* _Task directions_:
Go over the entries below line by line, copying each one that contains the word "description".

* _Records from a collection_:
━━━━━━━━━━

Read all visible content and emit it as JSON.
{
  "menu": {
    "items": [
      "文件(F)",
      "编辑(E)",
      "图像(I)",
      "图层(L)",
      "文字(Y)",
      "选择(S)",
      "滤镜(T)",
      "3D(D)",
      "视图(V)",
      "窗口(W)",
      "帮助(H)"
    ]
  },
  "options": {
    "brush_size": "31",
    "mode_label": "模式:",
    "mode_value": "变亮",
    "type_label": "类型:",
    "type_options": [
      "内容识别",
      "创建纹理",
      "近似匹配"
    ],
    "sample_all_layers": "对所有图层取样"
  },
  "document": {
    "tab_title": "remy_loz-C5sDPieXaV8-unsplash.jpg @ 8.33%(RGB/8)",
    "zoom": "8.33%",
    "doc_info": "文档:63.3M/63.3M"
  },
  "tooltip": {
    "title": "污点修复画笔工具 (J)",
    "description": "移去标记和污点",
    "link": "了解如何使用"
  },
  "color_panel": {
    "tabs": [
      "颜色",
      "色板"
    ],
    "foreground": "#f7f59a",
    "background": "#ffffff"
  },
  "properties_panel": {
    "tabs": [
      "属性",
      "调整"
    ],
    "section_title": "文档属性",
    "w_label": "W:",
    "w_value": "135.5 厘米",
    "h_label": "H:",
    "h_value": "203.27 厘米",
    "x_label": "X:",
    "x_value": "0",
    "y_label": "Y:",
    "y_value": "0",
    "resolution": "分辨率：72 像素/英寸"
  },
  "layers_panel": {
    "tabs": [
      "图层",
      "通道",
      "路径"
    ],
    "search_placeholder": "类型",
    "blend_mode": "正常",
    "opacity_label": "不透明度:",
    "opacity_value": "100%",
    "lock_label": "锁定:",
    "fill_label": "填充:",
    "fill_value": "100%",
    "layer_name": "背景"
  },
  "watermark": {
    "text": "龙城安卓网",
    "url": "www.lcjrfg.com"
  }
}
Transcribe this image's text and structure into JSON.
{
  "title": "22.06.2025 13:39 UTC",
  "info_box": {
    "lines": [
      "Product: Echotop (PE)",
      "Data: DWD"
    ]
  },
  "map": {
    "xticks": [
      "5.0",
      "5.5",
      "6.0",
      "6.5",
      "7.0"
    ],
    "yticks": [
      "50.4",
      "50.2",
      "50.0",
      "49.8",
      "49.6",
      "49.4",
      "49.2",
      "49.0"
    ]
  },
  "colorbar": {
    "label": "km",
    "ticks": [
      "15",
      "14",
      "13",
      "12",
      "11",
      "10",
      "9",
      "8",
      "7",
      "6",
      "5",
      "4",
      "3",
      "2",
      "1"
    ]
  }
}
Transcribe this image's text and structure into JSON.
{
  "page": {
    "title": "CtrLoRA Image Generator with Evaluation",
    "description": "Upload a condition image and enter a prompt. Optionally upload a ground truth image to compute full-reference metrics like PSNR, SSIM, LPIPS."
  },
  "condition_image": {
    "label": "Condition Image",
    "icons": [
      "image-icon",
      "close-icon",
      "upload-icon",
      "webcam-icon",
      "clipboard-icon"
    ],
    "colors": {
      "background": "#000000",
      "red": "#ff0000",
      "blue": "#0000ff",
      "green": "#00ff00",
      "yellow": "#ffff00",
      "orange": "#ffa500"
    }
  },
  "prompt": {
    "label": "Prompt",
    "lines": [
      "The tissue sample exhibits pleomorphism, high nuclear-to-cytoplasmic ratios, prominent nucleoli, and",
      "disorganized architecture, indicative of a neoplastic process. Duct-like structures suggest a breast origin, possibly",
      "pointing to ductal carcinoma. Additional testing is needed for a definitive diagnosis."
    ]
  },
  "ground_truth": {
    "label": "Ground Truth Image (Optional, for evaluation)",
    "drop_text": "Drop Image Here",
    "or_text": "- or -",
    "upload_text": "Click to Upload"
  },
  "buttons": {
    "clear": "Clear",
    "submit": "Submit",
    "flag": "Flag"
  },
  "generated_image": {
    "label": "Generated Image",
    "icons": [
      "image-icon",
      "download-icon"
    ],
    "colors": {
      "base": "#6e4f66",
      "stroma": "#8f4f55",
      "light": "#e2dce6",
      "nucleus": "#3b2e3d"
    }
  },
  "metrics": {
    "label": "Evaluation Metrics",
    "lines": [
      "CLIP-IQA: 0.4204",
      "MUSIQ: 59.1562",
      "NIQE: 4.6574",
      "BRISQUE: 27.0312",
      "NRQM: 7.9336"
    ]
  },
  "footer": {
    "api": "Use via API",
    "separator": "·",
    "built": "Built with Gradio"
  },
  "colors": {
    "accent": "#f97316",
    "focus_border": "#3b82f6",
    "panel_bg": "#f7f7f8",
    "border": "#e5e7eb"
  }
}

━━━━━━━━━━

* _Written response_:
    "description": "移去标记和污点",
    "description": "Upload a condition image and enter a prompt. Optionally upload a ground truth image to compute full-reference metrics like PSNR, SSIM, LPIPS."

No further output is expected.